* **WHAT IS EXPECTED**: Gather every line of the rows below that contains the string "Properties", treating uppercase and lowercase as distinct.
--- start of SUPPLIED DATA ---
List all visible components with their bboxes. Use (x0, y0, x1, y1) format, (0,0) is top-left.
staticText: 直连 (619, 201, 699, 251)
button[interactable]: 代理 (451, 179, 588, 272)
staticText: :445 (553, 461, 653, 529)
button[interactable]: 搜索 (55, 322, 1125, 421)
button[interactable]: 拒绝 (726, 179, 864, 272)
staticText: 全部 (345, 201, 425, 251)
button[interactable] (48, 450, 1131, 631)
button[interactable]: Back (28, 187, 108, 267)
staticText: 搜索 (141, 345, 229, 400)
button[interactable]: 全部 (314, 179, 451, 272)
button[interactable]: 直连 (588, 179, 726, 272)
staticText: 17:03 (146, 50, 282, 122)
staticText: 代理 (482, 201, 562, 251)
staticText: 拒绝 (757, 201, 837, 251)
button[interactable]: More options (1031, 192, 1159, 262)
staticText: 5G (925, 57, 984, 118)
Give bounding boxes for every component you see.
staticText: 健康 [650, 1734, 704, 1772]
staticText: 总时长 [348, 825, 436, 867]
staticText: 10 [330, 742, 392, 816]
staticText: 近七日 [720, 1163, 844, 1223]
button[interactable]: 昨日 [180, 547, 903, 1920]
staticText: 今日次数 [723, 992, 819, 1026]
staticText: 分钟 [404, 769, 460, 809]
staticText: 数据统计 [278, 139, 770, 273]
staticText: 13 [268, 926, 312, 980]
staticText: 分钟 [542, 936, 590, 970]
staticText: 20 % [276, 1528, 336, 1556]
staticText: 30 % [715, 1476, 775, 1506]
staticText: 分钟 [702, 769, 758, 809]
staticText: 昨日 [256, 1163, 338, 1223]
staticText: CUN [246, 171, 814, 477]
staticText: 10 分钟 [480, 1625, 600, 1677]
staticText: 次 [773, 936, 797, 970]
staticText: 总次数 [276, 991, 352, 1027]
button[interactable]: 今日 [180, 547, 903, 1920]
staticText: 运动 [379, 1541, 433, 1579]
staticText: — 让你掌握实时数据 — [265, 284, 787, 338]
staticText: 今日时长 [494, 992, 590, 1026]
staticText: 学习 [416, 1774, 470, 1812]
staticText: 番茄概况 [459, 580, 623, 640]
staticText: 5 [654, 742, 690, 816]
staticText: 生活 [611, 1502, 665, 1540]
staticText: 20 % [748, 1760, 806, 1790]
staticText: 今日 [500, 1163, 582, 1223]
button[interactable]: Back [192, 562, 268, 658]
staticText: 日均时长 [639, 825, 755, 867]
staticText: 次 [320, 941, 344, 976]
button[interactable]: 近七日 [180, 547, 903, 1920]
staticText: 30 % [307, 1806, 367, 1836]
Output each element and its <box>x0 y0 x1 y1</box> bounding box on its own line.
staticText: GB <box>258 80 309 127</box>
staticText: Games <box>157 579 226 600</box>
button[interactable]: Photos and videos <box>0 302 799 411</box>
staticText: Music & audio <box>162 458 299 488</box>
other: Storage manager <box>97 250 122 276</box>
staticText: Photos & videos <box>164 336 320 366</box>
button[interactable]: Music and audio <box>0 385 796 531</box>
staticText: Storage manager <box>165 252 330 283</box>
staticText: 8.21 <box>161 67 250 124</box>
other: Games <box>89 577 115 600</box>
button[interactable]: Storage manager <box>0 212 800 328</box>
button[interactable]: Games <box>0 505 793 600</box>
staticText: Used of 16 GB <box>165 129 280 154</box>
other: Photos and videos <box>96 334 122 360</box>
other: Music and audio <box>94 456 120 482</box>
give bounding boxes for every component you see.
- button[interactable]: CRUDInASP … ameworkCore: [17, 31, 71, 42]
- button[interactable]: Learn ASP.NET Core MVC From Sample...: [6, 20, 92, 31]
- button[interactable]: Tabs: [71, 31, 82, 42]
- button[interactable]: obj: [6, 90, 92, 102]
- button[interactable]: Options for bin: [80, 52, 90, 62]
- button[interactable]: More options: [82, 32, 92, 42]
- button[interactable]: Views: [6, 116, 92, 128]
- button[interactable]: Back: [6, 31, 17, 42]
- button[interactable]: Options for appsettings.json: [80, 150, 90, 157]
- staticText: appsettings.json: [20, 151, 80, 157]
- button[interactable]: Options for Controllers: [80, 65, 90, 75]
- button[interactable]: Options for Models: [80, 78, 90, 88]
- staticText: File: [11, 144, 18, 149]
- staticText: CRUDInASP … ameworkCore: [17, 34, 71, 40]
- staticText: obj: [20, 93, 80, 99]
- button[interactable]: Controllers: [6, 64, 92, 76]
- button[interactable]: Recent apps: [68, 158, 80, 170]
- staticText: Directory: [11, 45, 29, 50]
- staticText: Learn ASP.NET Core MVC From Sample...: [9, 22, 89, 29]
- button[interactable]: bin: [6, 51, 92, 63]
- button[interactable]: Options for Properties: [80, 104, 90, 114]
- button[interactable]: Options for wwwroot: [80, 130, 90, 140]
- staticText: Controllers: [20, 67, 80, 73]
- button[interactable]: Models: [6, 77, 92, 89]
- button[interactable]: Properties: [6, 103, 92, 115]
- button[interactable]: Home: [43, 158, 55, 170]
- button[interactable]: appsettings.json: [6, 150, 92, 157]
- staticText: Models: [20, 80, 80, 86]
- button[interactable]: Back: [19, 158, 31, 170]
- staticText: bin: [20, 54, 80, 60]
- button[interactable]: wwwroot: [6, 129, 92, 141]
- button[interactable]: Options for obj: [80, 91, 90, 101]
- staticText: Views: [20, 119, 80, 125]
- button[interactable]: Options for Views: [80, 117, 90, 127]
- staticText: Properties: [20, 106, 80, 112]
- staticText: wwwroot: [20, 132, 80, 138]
--- end of SUPPLIED DATA ---
* **ANSWER TO THIS TASK**:
- button[interactable]: Options for Properties: [80, 104, 90, 114]
- button[interactable]: Properties: [6, 103, 92, 115]
- staticText: Properties: [20, 106, 80, 112]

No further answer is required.